Problem details => Look through the material and copy each line holding "JSON".

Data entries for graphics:
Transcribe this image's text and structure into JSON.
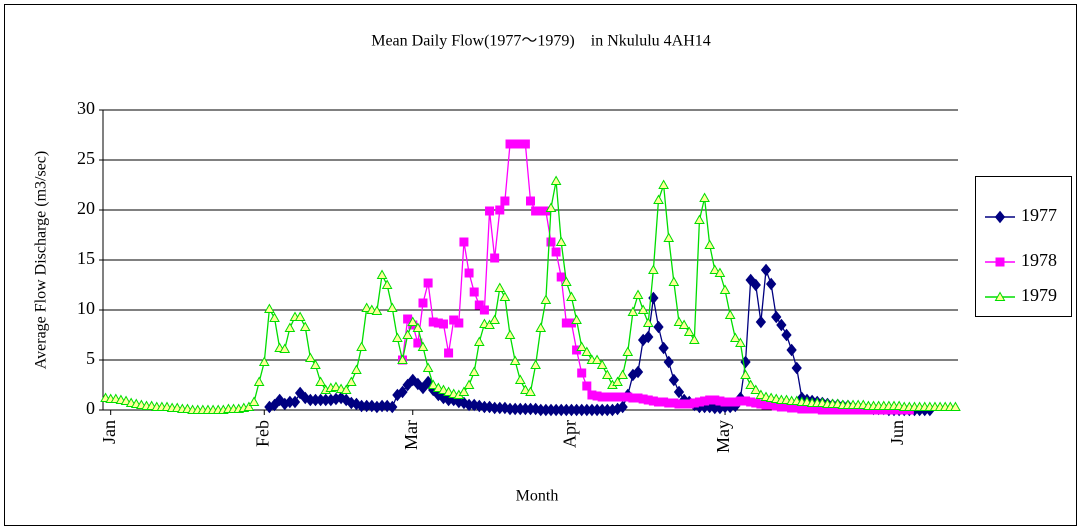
{
  "chart_data": {
    "type": "line",
    "title": "Mean Daily Flow(1977～1979)　in Nkululu 4AH14",
    "x_label": "Month",
    "y_label": "Average Flow Discharge (m3/sec)",
    "categories": [
      null,
      "Jan",
      null,
      null,
      null,
      null,
      null,
      null,
      null,
      null,
      null,
      null,
      null,
      null,
      null,
      null,
      null,
      null,
      null,
      null,
      null,
      null,
      null,
      null,
      null,
      null,
      null,
      null,
      null,
      null,
      null,
      "Feb",
      null,
      null,
      null,
      null,
      null,
      null,
      null,
      null,
      null,
      null,
      null,
      null,
      null,
      null,
      null,
      null,
      null,
      null,
      null,
      null,
      null,
      null,
      null,
      null,
      null,
      null,
      null,
      null,
      "Mar",
      null,
      null,
      null,
      null,
      null,
      null,
      null,
      null,
      null,
      null,
      null,
      null,
      null,
      null,
      null,
      null,
      null,
      null,
      null,
      null,
      null,
      null,
      null,
      null,
      null,
      null,
      null,
      null,
      null,
      null,
      "Apr",
      null,
      null,
      null,
      null,
      null,
      null,
      null,
      null,
      null,
      null,
      null,
      null,
      null,
      null,
      null,
      null,
      null,
      null,
      null,
      null,
      null,
      null,
      null,
      null,
      null,
      null,
      null,
      null,
      null,
      "May",
      null,
      null,
      null,
      null,
      null,
      null,
      null,
      null,
      null,
      null,
      null,
      null,
      null,
      null,
      null,
      null,
      null,
      null,
      null,
      null,
      null,
      null,
      null,
      null,
      null,
      null,
      null,
      null,
      null,
      null,
      null,
      null,
      null,
      "Jun",
      null,
      null,
      null,
      null,
      null,
      null,
      null,
      null,
      null,
      null,
      null
    ],
    "ylim": [
      0,
      30
    ],
    "yticks": [
      0,
      5,
      10,
      15,
      20,
      25,
      30
    ],
    "grid": true,
    "legend": "right",
    "series": [
      {
        "name": "1977",
        "color": "#000080",
        "marker": "diamond",
        "marker_fill": "#000080",
        "values": [
          null,
          null,
          null,
          null,
          null,
          null,
          null,
          null,
          null,
          null,
          null,
          null,
          null,
          null,
          null,
          null,
          null,
          null,
          null,
          null,
          null,
          null,
          null,
          null,
          null,
          null,
          null,
          null,
          null,
          null,
          null,
          null,
          0.3,
          0.5,
          1.0,
          0.6,
          0.8,
          0.8,
          1.7,
          1.2,
          1.0,
          1.0,
          1.0,
          1.0,
          1.0,
          1.1,
          1.2,
          1.0,
          0.7,
          0.6,
          0.4,
          0.4,
          0.4,
          0.3,
          0.4,
          0.4,
          0.3,
          1.5,
          1.8,
          2.5,
          3.0,
          2.6,
          2.2,
          2.8,
          2.0,
          1.5,
          1.2,
          1.0,
          1.0,
          0.8,
          0.7,
          0.5,
          0.5,
          0.4,
          0.3,
          0.3,
          0.2,
          0.2,
          0.2,
          0.1,
          0.1,
          0.1,
          0.1,
          0.1,
          0.1,
          0.0,
          0.0,
          0.0,
          0.0,
          0.0,
          0.0,
          0.0,
          0.0,
          0.0,
          0.0,
          0.0,
          0.0,
          0.0,
          0.0,
          0.0,
          0.1,
          0.3,
          1.5,
          3.5,
          3.8,
          7.0,
          7.3,
          11.2,
          8.3,
          6.2,
          4.8,
          3.0,
          1.8,
          1.0,
          0.8,
          0.5,
          0.3,
          0.3,
          0.3,
          0.2,
          0.2,
          0.3,
          0.3,
          0.4,
          1.2,
          4.8,
          13.0,
          12.5,
          8.8,
          14.0,
          12.6,
          9.3,
          8.5,
          7.5,
          6.0,
          4.2,
          1.2,
          1.0,
          0.9,
          0.8,
          0.7,
          0.6,
          0.5,
          0.5,
          0.4,
          0.4,
          0.3,
          0.3,
          0.2,
          0.2,
          0.1,
          0.1,
          0.1,
          0.0,
          0.0,
          0.0,
          0.0,
          0.0,
          0.0,
          0.0,
          0.0,
          0.0,
          null,
          null,
          null,
          null,
          null
        ]
      },
      {
        "name": "1978",
        "color": "#ff00ff",
        "marker": "square",
        "marker_fill": "#ff00ff",
        "values": [
          null,
          null,
          null,
          null,
          null,
          null,
          null,
          null,
          null,
          null,
          null,
          null,
          null,
          null,
          null,
          null,
          null,
          null,
          null,
          null,
          null,
          null,
          null,
          null,
          null,
          null,
          null,
          null,
          null,
          null,
          null,
          null,
          null,
          null,
          null,
          null,
          null,
          null,
          null,
          null,
          null,
          null,
          null,
          null,
          null,
          null,
          null,
          null,
          null,
          null,
          null,
          null,
          null,
          null,
          null,
          null,
          null,
          null,
          5.0,
          9.1,
          8.5,
          6.7,
          10.7,
          12.7,
          8.8,
          8.7,
          8.6,
          5.7,
          9.0,
          8.7,
          16.8,
          13.7,
          11.8,
          10.5,
          10.0,
          19.9,
          15.2,
          20.0,
          20.9,
          26.6,
          26.6,
          26.6,
          26.6,
          20.9,
          19.9,
          19.9,
          19.9,
          16.8,
          15.8,
          13.3,
          8.7,
          8.7,
          6.0,
          3.7,
          2.4,
          1.5,
          1.4,
          1.3,
          1.3,
          1.3,
          1.3,
          1.3,
          1.3,
          1.2,
          1.2,
          1.1,
          1.0,
          0.9,
          0.8,
          0.8,
          0.7,
          0.7,
          0.6,
          0.6,
          0.6,
          0.7,
          0.8,
          0.9,
          1.0,
          1.0,
          0.9,
          0.8,
          0.8,
          0.8,
          0.9,
          0.9,
          0.8,
          0.7,
          0.6,
          0.5,
          0.5,
          0.4,
          0.3,
          0.3,
          0.2,
          0.2,
          0.1,
          0.1,
          0.1,
          0.1,
          0.0,
          0.0,
          0.0,
          0.0,
          0.0,
          0.0,
          0.0,
          0.0,
          0.0,
          0.0,
          0.0,
          0.0,
          0.0,
          0.0,
          0.0,
          0.0,
          0.0,
          0.0,
          null,
          null,
          null,
          null,
          null,
          null,
          null,
          null,
          null
        ]
      },
      {
        "name": "1979",
        "color": "#00dd00",
        "marker": "triangle",
        "marker_fill": "#ffff99",
        "values": [
          1.2,
          1.1,
          1.1,
          1.0,
          0.9,
          0.7,
          0.6,
          0.5,
          0.4,
          0.4,
          0.3,
          0.3,
          0.3,
          0.2,
          0.2,
          0.1,
          0.1,
          0.0,
          0.0,
          0.0,
          0.0,
          0.0,
          0.0,
          0.0,
          0.1,
          0.1,
          0.1,
          0.2,
          0.3,
          0.8,
          2.8,
          4.8,
          10.1,
          9.2,
          6.2,
          6.1,
          8.2,
          9.3,
          9.3,
          8.3,
          5.2,
          4.5,
          2.8,
          2.0,
          2.2,
          2.3,
          2.1,
          2.0,
          2.8,
          4.0,
          6.3,
          10.2,
          10.0,
          9.9,
          13.5,
          12.5,
          10.2,
          7.2,
          5.0,
          7.5,
          8.8,
          8.2,
          6.3,
          4.2,
          2.5,
          2.2,
          2.0,
          1.8,
          1.6,
          1.5,
          1.8,
          2.5,
          3.8,
          6.8,
          8.6,
          8.5,
          9.0,
          12.2,
          11.3,
          7.5,
          4.9,
          3.0,
          2.0,
          1.8,
          4.5,
          8.2,
          11.0,
          20.2,
          22.9,
          16.8,
          12.8,
          11.3,
          9.0,
          6.3,
          5.8,
          5.0,
          5.0,
          4.5,
          3.5,
          2.5,
          2.8,
          3.5,
          5.8,
          9.8,
          11.5,
          10.0,
          8.7,
          14.0,
          21.0,
          22.5,
          17.2,
          12.8,
          8.8,
          8.5,
          7.8,
          7.0,
          19.0,
          21.2,
          16.5,
          14.0,
          13.7,
          12.0,
          9.5,
          7.2,
          6.7,
          3.5,
          2.5,
          2.0,
          1.5,
          1.3,
          1.2,
          1.1,
          1.0,
          1.0,
          0.9,
          0.9,
          0.8,
          0.8,
          0.7,
          0.7,
          0.7,
          0.6,
          0.6,
          0.6,
          0.5,
          0.5,
          0.5,
          0.5,
          0.5,
          0.4,
          0.4,
          0.4,
          0.4,
          0.4,
          0.4,
          0.4,
          0.3,
          0.3,
          0.3,
          0.3,
          0.3,
          0.3,
          0.3,
          0.3,
          0.3,
          0.3,
          0.3
        ]
      }
    ]
  }
}
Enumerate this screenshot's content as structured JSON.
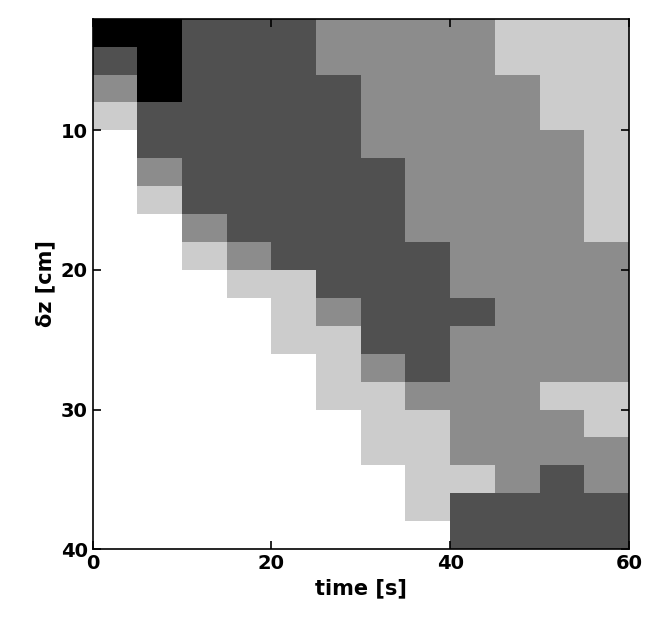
{
  "chart_data": {
    "type": "heatmap",
    "x_label": "time [s]",
    "y_label": "δz [cm]",
    "xlim": [
      0,
      60
    ],
    "ylim": [
      40,
      2
    ],
    "xticks": [
      0,
      20,
      40,
      60
    ],
    "yticks": [
      10,
      20,
      30,
      40
    ],
    "grid": false,
    "colors": [
      "#ffffff",
      "#cccccc",
      "#8c8c8c",
      "#505050",
      "#000000"
    ],
    "x": [
      0,
      5,
      10,
      15,
      20,
      25,
      30,
      35,
      40,
      45,
      50,
      55,
      60
    ],
    "y": [
      2,
      4,
      6,
      8,
      10,
      12,
      14,
      16,
      18,
      20,
      22,
      24,
      26,
      28,
      30,
      32,
      34,
      36,
      38,
      40
    ],
    "cells": [
      [
        4,
        4,
        3,
        3,
        3,
        2,
        2,
        2,
        2,
        1,
        1,
        1
      ],
      [
        3,
        4,
        3,
        3,
        3,
        2,
        2,
        2,
        2,
        1,
        1,
        1
      ],
      [
        2,
        4,
        3,
        3,
        3,
        3,
        2,
        2,
        2,
        2,
        1,
        1
      ],
      [
        1,
        3,
        3,
        3,
        3,
        3,
        2,
        2,
        2,
        2,
        1,
        1
      ],
      [
        0,
        3,
        3,
        3,
        3,
        3,
        2,
        2,
        2,
        2,
        2,
        1
      ],
      [
        0,
        2,
        3,
        3,
        3,
        3,
        3,
        2,
        2,
        2,
        2,
        1
      ],
      [
        0,
        1,
        3,
        3,
        3,
        3,
        3,
        2,
        2,
        2,
        2,
        1
      ],
      [
        0,
        0,
        2,
        3,
        3,
        3,
        3,
        2,
        2,
        2,
        2,
        1
      ],
      [
        0,
        0,
        1,
        2,
        3,
        3,
        3,
        3,
        2,
        2,
        2,
        2
      ],
      [
        0,
        0,
        0,
        1,
        1,
        3,
        3,
        3,
        2,
        2,
        2,
        2
      ],
      [
        0,
        0,
        0,
        0,
        1,
        2,
        3,
        3,
        3,
        2,
        2,
        2
      ],
      [
        0,
        0,
        0,
        0,
        1,
        1,
        3,
        3,
        2,
        2,
        2,
        2
      ],
      [
        0,
        0,
        0,
        0,
        0,
        1,
        2,
        3,
        2,
        2,
        2,
        2
      ],
      [
        0,
        0,
        0,
        0,
        0,
        1,
        1,
        2,
        2,
        2,
        1,
        1
      ],
      [
        0,
        0,
        0,
        0,
        0,
        0,
        1,
        1,
        2,
        2,
        2,
        1
      ],
      [
        0,
        0,
        0,
        0,
        0,
        0,
        1,
        1,
        2,
        2,
        2,
        2
      ],
      [
        0,
        0,
        0,
        0,
        0,
        0,
        0,
        1,
        1,
        2,
        3,
        2
      ],
      [
        0,
        0,
        0,
        0,
        0,
        0,
        0,
        1,
        3,
        3,
        3,
        3
      ],
      [
        0,
        0,
        0,
        0,
        0,
        0,
        0,
        0,
        3,
        3,
        3,
        3
      ]
    ]
  }
}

Correct output =>
Transcribe this image's text and structure into JSON.
Enumerate this screenshot's content as structured JSON.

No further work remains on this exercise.